Ask HN: You're a growing startup. What's your internal social network tool? - jmedwards

I have been longing for a really lean, simple social network tool which provides a basic people directory (and profiles), Yammer-style news feed for chatter and most importantly article and link sharing (but &gt;good&lt; article sharing, i.e. if you want to dig back to find something shared in the past or filter shares by tags, you can).
======
mindcrime
We don't really have one in "real life" (we're a 3 person startup, so no real
need for it), but if we did, it would be Quoddy[1]. We would also peer
Neddick[2] - an "information discovery platform" with Quoddy for even greater
effect. But we're a little bit biased, as we are the developers behind Quoddy
and Neddick.

That said, this is still pretty alpha and it's not exactly intended to be
"lean and simple", and I wouldn't say that it's for everyone. But it is all
open source and we have some features coming that we think are going to be
pretty rad.

In particular we're currently working on a "Triggers" feature in Neddick that
lets you hook actions to criteria around the shared links, so you can, for
example, have an email or xmpp message sent if a given story has a certain
keyword in the title or body, or if it's voted past a certain score threshold,
or is tagged with a certain tag. We'll also be implementing "channel filters"
soon, which let you filter a given channel (sorta like a sub-reddit) down to
just the entries that match your criteria.

And we've got some mondo gnarly semantic content enhancement / analysis stuff
coming down the pipe in the next few months...

Unfortunately there aren't proper installers yet and the documentation is
pretty weak, but if anyone is interested in giving it a spin, feel free to
ping me for assistance. And we'll get the doco squared away at some point and
get some tooling but to make installation / configuration easier (yeah, this
stuff is an "on premises" play for now).

[1]: [https://github.com/fogbeam/Quoddy](https://github.com/fogbeam/Quoddy)

[2]: [https://github.com/fogbeam/Neddick](https://github.com/fogbeam/Neddick)

------
AbhishekBiswal
The Question is, do you really want a "social network" for your startup? If
yes, then Why? There are many tools out there which you can use to connect to
your co-founders and co-workers. Like: * HipChat for private chatrooms. *
Asana or Trello for assigning Tasks and checking on progress.

Or to make things simpler, you can just create a private group on Facebook,
and add your team members.

------
devonbarrett
Teambox
···
_WRITTEN EXERCISE A_:
From the thread on startup social network tools, write out word for word the part that opens with the words containing "I have been" and closes with "tags, you can).".
_WRITTEN EXERCISE B_:
In the thread on startup social network tools, which tool does AbhishekBiswal name for private chatrooms?
···
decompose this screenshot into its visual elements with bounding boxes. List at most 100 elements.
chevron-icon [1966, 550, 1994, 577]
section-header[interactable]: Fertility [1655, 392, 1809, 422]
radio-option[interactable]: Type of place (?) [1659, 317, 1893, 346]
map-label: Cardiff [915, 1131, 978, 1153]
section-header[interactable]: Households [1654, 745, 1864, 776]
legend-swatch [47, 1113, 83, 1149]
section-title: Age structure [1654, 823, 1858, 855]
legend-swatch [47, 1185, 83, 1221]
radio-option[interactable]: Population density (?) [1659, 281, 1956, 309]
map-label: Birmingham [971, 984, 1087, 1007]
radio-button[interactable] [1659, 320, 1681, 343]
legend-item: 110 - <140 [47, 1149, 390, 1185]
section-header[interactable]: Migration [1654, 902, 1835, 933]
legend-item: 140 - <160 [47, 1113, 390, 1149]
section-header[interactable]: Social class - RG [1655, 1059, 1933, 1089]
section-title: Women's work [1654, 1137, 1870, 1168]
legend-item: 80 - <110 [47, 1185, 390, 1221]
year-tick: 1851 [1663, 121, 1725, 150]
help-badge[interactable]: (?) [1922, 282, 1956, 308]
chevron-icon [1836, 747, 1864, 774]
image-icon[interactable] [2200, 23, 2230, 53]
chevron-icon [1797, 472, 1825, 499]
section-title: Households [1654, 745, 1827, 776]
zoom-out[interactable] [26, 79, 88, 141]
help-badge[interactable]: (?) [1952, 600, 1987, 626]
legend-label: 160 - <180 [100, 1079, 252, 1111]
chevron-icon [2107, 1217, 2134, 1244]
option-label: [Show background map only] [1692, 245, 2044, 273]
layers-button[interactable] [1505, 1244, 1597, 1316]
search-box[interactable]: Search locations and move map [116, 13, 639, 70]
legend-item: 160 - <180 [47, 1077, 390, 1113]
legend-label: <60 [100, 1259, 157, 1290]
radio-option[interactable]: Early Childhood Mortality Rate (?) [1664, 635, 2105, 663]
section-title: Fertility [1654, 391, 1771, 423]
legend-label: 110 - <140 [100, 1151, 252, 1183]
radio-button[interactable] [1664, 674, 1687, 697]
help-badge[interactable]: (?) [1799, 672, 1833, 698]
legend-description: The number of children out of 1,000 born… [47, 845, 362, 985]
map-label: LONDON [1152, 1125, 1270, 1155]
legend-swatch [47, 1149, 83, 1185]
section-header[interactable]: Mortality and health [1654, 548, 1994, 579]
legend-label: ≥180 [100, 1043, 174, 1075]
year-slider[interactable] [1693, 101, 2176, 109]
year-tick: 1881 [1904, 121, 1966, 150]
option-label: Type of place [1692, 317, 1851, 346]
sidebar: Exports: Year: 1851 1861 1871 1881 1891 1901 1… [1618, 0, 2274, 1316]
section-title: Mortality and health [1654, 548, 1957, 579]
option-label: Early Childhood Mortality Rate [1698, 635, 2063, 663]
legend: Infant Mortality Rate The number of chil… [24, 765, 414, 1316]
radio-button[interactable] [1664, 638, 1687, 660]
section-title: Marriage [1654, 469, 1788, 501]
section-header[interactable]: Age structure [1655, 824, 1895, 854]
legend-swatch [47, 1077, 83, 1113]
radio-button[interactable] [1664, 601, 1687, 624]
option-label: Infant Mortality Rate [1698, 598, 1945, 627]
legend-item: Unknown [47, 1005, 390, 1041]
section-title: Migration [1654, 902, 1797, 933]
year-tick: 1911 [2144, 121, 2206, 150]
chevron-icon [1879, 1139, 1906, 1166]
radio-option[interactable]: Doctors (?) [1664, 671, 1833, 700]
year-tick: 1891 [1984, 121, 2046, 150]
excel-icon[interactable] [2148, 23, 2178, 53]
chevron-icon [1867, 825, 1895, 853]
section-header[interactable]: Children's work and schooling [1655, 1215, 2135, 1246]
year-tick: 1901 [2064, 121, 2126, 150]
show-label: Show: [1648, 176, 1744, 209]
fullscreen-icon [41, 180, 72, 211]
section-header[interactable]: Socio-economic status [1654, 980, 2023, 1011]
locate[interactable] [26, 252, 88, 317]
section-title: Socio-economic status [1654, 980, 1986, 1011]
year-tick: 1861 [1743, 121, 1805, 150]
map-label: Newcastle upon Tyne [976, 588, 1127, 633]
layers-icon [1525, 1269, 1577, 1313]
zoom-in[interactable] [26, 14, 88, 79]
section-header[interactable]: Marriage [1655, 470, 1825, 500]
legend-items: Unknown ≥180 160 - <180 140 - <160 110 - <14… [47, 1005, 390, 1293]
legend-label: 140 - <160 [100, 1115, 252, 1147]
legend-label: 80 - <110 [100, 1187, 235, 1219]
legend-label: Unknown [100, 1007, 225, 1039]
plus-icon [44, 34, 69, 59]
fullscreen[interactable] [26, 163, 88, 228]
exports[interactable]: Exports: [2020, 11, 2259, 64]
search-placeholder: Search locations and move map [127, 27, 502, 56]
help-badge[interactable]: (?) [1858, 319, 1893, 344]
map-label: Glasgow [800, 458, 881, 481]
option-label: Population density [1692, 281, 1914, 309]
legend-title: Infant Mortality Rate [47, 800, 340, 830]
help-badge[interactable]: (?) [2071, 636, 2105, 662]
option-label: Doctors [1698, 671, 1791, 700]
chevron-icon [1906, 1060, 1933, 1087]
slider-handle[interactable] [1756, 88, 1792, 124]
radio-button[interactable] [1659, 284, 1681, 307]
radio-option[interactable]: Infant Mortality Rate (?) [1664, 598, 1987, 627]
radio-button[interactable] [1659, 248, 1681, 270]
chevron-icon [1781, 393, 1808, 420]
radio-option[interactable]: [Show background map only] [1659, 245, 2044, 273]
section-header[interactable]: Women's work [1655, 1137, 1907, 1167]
···
_FULL RESPONSE A_:
I have been longing for a really lean, simple social network tool which provides a basic people directory (and profiles), Yammer-style news feed for chatter and most importantly article and link sharing (but &gt;good&lt; article sharing, i.e. if you want to dig back to find something shared in the past or filter shares by tags, you can).

_FULL RESPONSE B_:
HipChat